# DO THIS
Every line containing the word "Score" needs to be found and copied.

Stored entries:
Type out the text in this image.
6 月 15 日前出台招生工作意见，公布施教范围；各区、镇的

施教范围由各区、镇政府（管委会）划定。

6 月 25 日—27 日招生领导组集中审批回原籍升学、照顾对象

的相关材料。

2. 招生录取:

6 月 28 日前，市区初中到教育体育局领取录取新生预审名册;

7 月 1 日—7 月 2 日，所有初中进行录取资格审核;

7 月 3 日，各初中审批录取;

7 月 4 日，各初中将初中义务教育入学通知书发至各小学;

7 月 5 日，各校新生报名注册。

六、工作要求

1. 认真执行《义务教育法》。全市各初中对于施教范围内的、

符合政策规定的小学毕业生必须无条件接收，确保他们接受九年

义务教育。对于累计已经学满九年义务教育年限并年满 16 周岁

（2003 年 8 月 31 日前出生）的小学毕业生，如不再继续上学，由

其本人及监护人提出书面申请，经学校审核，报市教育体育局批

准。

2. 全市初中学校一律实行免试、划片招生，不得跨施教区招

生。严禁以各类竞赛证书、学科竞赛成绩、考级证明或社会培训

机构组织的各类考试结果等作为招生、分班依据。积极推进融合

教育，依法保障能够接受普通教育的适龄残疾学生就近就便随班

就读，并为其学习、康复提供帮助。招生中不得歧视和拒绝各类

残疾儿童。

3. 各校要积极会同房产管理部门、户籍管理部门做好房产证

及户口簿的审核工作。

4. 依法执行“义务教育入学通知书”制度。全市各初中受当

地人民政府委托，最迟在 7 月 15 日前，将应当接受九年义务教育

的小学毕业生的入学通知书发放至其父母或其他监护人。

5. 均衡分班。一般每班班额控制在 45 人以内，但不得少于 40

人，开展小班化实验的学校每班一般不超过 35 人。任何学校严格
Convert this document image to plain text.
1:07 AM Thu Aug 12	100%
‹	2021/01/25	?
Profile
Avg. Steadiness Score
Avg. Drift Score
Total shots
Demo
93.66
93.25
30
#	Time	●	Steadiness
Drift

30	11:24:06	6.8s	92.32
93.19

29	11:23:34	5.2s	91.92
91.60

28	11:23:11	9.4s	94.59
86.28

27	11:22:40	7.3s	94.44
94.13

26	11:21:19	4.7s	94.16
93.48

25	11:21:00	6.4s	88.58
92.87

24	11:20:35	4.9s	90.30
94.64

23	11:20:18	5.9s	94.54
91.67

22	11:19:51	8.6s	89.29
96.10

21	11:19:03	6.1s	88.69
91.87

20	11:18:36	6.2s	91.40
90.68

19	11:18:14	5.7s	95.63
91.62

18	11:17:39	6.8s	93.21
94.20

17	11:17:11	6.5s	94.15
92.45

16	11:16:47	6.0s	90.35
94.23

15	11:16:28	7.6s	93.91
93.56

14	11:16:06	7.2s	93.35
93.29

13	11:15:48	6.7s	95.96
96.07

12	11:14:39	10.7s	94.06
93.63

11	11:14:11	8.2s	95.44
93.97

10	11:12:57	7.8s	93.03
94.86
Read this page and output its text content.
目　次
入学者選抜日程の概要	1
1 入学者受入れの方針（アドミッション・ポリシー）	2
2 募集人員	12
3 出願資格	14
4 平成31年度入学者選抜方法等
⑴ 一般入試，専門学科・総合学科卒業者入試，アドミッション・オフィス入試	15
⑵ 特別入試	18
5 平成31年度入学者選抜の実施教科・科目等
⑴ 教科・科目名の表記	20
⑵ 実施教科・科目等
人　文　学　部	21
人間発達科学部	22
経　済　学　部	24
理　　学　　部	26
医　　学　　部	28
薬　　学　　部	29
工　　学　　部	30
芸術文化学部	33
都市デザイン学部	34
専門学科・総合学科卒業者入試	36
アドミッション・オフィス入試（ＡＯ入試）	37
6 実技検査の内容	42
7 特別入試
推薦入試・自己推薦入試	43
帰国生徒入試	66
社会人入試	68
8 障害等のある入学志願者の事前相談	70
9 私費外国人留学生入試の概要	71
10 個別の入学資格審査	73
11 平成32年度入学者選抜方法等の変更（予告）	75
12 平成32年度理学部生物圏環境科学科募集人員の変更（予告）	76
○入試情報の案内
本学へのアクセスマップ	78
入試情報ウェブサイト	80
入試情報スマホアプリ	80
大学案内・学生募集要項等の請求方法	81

# RESPONSE TO THE EXERCISE
Avg. Steadiness Score
Avg. Drift Score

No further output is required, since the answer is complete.